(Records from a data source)
:::
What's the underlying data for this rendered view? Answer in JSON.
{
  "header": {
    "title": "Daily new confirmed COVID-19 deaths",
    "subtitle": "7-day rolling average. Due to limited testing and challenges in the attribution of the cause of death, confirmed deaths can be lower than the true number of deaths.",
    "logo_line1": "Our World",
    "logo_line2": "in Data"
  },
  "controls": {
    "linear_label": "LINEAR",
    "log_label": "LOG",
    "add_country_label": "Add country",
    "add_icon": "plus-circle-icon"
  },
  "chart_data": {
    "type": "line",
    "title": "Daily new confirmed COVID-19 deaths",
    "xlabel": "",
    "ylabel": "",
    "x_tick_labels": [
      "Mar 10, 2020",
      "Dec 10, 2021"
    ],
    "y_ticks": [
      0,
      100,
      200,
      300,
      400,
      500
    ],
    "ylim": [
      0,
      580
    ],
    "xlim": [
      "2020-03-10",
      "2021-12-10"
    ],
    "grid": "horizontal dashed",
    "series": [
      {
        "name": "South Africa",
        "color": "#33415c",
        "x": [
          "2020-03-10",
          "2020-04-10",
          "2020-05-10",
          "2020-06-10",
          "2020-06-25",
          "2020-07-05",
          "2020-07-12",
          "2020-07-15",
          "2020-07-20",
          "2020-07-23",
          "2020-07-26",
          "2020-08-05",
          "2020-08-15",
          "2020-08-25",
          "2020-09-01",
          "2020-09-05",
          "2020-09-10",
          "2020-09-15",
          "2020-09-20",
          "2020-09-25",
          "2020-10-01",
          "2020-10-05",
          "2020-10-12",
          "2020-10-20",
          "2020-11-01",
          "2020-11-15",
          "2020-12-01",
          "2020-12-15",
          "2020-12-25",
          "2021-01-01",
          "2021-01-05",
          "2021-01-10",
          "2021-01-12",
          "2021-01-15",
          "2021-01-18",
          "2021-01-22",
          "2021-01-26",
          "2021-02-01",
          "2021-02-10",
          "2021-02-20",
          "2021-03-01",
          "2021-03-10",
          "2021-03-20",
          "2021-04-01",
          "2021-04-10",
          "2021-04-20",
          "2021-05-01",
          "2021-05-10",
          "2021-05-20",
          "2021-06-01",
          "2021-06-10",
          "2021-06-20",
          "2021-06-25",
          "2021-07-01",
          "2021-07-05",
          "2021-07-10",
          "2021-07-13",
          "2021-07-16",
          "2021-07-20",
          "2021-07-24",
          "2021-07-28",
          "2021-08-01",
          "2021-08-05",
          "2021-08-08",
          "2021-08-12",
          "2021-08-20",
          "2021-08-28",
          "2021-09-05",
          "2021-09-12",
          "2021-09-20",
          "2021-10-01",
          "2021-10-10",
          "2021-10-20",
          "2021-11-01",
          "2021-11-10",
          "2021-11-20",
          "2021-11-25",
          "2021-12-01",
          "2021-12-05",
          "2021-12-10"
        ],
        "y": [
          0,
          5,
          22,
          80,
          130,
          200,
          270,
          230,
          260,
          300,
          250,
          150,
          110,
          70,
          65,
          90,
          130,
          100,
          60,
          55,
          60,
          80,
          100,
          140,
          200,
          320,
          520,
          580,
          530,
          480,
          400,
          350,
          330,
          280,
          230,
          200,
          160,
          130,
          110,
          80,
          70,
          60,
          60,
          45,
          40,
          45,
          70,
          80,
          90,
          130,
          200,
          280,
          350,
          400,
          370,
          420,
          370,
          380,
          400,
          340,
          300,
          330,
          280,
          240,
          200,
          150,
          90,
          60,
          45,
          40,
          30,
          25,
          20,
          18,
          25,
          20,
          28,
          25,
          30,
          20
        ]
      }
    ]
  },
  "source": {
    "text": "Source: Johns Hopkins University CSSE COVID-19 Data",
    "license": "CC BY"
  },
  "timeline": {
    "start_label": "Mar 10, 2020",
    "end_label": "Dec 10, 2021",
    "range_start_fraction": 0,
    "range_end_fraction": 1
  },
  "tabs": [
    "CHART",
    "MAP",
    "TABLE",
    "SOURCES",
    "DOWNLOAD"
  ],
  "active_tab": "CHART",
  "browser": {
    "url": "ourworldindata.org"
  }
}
:::
TASK STATEMENT:
Each line in the material above must be retyped without alteration.

COMPLETE OUTPUT:
What's the underlying data for this rendered view? Answer in JSON.
{
  "header": {
    "title": "Daily new confirmed COVID-19 deaths",
    "subtitle": "7-day rolling average. Due to limited testing and challenges in the attribution of the cause of death, confirmed deaths can be lower than the true number of deaths.",
    "logo_line1": "Our World",
    "logo_line2": "in Data"
  },
  "controls": {
    "linear_label": "LINEAR",
    "log_label": "LOG",
    "add_country_label": "Add country",
    "add_icon": "plus-circle-icon"
  },
  "chart_data": {
    "type": "line",
    "title": "Daily new confirmed COVID-19 deaths",
    "xlabel": "",
    "ylabel": "",
    "x_tick_labels": [
      "Mar 10, 2020",
      "Dec 10, 2021"
    ],
    "y_ticks": [
      0,
      100,
      200,
      300,
      400,
      500
    ],
    "ylim": [
      0,
      580
    ],
    "xlim": [
      "2020-03-10",
      "2021-12-10"
    ],
    "grid": "horizontal dashed",
    "series": [
      {
        "name": "South Africa",
        "color": "#33415c",
        "x": [
          "2020-03-10",
          "2020-04-10",
          "2020-05-10",
          "2020-06-10",
          "2020-06-25",
          "2020-07-05",
          "2020-07-12",
          "2020-07-15",
          "2020-07-20",
          "2020-07-23",
          "2020-07-26",
          "2020-08-05",
          "2020-08-15",
          "2020-08-25",
          "2020-09-01",
          "2020-09-05",
          "2020-09-10",
          "2020-09-15",
          "2020-09-20",
          "2020-09-25",
          "2020-10-01",
          "2020-10-05",
          "2020-10-12",
          "2020-10-20",
          "2020-11-01",
          "2020-11-15",
          "2020-12-01",
          "2020-12-15",
          "2020-12-25",
          "2021-01-01",
          "2021-01-05",
          "2021-01-10",
          "2021-01-12",
          "2021-01-15",
          "2021-01-18",
          "2021-01-22",
          "2021-01-26",
          "2021-02-01",
          "2021-02-10",
          "2021-02-20",
          "2021-03-01",
          "2021-03-10",
          "2021-03-20",
          "2021-04-01",
          "2021-04-10",
          "2021-04-20",
          "2021-05-01",
          "2021-05-10",
          "2021-05-20",
          "2021-06-01",
          "2021-06-10",
          "2021-06-20",
          "2021-06-25",
          "2021-07-01",
          "2021-07-05",
          "2021-07-10",
          "2021-07-13",
          "2021-07-16",
          "2021-07-20",
          "2021-07-24",
          "2021-07-28",
          "2021-08-01",
          "2021-08-05",
          "2021-08-08",
          "2021-08-12",
          "2021-08-20",
          "2021-08-28",
          "2021-09-05",
          "2021-09-12",
          "2021-09-20",
          "2021-10-01",
          "2021-10-10",
          "2021-10-20",
          "2021-11-01",
          "2021-11-10",
          "2021-11-20",
          "2021-11-25",
          "2021-12-01",
          "2021-12-05",
          "2021-12-10"
        ],
        "y": [
          0,
          5,
          22,
          80,
          130,
          200,
          270,
          230,
          260,
          300,
          250,
          150,
          110,
          70,
          65,
          90,
          130,
          100,
          60,
          55,
          60,
          80,
          100,
          140,
          200,
          320,
          520,
          580,
          530,
          480,
          400,
          350,
          330,
          280,
          230,
          200,
          160,
          130,
          110,
          80,
          70,
          60,
          60,
          45,
          40,
          45,
          70,
          80,
          90,
          130,
          200,
          280,
          350,
          400,
          370,
          420,
          370,
          380,
          400,
          340,
          300,
          330,
          280,
          240,
          200,
          150,
          90,
          60,
          45,
          40,
          30,
          25,
          20,
          18,
          25,
          20,
          28,
          25,
          30,
          20
        ]
      }
    ]
  },
  "source": {
    "text": "Source: Johns Hopkins University CSSE COVID-19 Data",
    "license": "CC BY"
  },
  "timeline": {
    "start_label": "Mar 10, 2020",
    "end_label": "Dec 10, 2021",
    "range_start_fraction": 0,
    "range_end_fraction": 1
  },
  "tabs": [
    "CHART",
    "MAP",
    "TABLE",
    "SOURCES",
    "DOWNLOAD"
  ],
  "active_tab": "CHART",
  "browser": {
    "url": "ourworldindata.org"
  }
}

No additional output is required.